• What is needed: Return the item lines below verbatim, beginning at the line that contains "- date-field[interactable]: [421, 328, 522, 342]" and stopping after the line that contains "- grade-label: Grade: [522, 392, 556, 406]".

• Extracted information:
START
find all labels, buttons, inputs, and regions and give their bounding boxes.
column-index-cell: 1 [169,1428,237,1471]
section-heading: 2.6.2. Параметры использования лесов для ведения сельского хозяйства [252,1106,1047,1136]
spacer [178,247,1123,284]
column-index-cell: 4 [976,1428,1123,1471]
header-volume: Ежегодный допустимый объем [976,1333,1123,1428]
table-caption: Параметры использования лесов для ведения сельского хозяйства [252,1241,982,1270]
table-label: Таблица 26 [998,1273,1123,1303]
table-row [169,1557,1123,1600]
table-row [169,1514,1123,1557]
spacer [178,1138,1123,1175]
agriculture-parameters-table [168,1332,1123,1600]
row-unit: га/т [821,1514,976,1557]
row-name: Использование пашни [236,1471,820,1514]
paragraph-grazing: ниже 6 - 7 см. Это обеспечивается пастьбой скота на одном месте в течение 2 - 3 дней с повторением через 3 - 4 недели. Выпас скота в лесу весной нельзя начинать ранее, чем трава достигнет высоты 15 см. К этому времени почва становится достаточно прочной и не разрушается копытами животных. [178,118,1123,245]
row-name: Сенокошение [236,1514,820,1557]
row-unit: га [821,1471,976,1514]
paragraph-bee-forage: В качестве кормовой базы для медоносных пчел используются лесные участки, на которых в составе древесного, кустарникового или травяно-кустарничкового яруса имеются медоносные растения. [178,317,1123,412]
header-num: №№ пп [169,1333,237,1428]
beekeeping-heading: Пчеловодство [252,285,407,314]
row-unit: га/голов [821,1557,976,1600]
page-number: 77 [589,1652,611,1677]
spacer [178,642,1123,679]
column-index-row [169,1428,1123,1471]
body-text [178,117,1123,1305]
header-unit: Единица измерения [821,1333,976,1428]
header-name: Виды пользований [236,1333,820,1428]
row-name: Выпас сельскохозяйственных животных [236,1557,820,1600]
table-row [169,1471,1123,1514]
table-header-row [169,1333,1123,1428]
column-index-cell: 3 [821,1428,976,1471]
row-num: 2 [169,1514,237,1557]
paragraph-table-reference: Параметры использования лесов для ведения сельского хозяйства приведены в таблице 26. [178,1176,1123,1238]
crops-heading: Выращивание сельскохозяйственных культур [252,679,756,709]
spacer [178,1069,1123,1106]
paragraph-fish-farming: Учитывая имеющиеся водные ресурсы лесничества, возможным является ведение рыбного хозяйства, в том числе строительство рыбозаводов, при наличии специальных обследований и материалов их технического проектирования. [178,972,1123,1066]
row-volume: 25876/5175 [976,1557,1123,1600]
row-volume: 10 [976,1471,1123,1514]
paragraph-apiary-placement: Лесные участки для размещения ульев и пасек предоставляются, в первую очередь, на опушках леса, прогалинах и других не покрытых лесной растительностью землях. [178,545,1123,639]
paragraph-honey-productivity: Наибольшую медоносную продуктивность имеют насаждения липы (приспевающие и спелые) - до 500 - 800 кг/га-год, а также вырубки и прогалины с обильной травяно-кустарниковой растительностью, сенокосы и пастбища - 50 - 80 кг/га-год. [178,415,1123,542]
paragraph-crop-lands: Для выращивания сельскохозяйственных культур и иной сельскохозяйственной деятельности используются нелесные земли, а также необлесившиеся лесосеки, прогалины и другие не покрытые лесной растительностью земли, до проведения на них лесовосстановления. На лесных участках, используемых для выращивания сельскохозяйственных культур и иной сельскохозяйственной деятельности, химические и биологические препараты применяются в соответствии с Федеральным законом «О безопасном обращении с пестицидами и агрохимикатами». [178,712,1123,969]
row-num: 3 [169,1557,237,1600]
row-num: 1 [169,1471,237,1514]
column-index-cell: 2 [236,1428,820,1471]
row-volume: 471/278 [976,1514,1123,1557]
END
START
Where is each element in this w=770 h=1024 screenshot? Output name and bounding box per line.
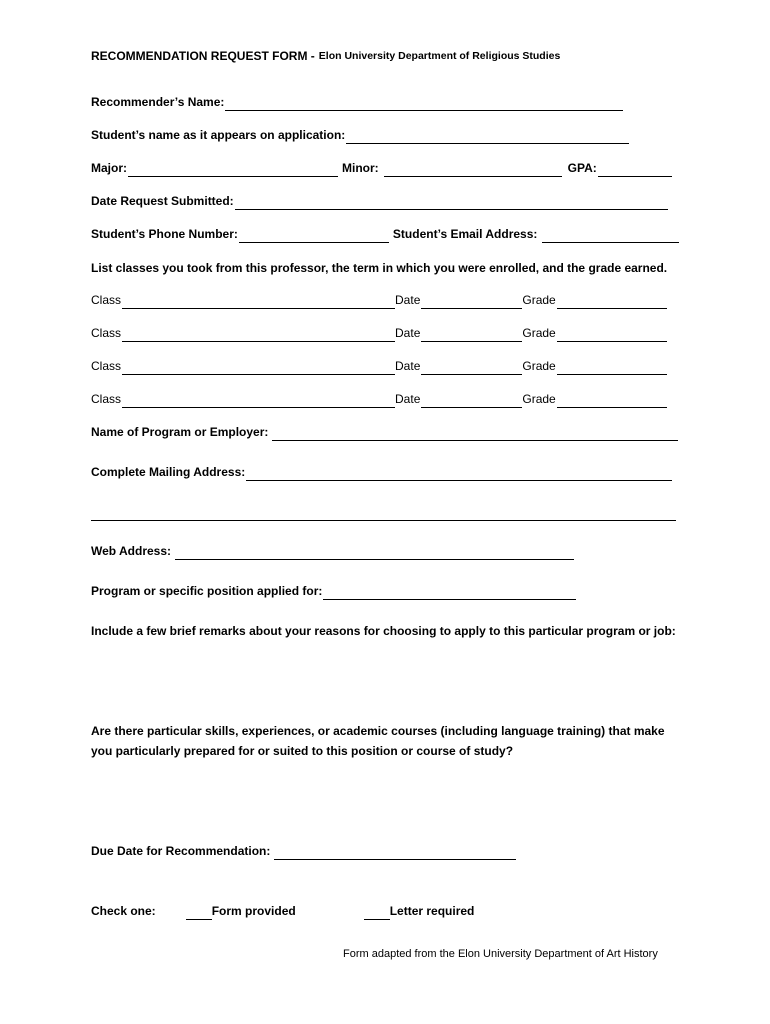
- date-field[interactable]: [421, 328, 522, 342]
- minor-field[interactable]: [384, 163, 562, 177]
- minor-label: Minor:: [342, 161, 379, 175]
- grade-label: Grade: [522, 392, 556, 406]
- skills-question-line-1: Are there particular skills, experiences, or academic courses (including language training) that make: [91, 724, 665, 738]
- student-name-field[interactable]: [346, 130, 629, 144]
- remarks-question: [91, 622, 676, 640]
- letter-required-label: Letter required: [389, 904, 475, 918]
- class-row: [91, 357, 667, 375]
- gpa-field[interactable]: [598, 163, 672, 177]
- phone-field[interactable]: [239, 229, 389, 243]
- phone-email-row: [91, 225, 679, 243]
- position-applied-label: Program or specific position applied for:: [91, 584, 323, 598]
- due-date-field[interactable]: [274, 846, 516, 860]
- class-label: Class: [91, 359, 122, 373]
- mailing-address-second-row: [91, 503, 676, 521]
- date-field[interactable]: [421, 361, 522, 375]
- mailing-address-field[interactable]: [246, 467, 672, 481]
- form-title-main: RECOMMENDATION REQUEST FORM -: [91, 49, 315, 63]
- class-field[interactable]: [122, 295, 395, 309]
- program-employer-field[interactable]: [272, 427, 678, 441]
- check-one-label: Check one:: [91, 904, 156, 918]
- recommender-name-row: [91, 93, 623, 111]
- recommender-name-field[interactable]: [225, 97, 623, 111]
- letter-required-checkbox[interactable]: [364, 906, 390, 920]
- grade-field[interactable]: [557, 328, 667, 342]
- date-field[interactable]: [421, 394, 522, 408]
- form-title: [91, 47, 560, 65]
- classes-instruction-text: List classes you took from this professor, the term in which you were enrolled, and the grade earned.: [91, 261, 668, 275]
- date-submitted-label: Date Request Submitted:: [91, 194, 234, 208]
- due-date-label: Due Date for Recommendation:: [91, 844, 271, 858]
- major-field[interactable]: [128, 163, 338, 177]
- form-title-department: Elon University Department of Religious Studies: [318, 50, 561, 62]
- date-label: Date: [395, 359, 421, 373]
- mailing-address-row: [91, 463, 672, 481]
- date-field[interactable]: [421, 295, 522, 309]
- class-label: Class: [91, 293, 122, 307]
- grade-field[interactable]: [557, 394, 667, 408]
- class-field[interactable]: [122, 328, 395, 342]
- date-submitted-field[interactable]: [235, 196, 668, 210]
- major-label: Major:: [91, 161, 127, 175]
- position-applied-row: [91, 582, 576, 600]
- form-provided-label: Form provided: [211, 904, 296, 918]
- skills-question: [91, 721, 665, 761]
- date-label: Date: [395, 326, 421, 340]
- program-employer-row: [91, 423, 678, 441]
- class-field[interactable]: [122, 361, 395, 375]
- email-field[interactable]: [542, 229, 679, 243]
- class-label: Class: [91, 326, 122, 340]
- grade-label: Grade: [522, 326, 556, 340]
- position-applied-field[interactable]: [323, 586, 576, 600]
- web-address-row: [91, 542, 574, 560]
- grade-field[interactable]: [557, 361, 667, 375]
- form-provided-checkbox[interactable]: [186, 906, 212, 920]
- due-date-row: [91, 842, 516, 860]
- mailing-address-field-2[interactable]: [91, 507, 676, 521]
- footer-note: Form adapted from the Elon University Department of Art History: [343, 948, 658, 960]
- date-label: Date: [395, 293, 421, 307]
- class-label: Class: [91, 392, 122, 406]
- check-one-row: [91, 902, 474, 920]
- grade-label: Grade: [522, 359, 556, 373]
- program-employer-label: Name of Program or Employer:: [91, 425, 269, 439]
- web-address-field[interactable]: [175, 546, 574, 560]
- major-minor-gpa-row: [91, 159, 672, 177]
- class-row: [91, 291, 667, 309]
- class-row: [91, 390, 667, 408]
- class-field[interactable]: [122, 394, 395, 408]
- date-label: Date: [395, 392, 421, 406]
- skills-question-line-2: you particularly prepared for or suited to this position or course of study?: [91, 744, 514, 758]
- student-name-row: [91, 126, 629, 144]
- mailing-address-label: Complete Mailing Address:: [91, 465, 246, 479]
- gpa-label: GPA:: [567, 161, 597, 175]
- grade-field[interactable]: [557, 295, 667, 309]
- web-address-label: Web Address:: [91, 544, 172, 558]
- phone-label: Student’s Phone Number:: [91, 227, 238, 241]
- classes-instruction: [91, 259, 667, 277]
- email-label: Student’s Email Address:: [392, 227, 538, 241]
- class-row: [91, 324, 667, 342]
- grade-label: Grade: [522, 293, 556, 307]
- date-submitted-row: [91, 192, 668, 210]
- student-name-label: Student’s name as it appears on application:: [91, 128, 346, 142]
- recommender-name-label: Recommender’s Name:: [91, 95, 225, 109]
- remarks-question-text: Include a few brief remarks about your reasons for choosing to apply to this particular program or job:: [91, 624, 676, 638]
END
• Reply to the task:
- date-field[interactable]: [421, 328, 522, 342]
- minor-field[interactable]: [384, 163, 562, 177]
- minor-label: Minor:: [342, 161, 379, 175]
- grade-label: Grade: [522, 392, 556, 406]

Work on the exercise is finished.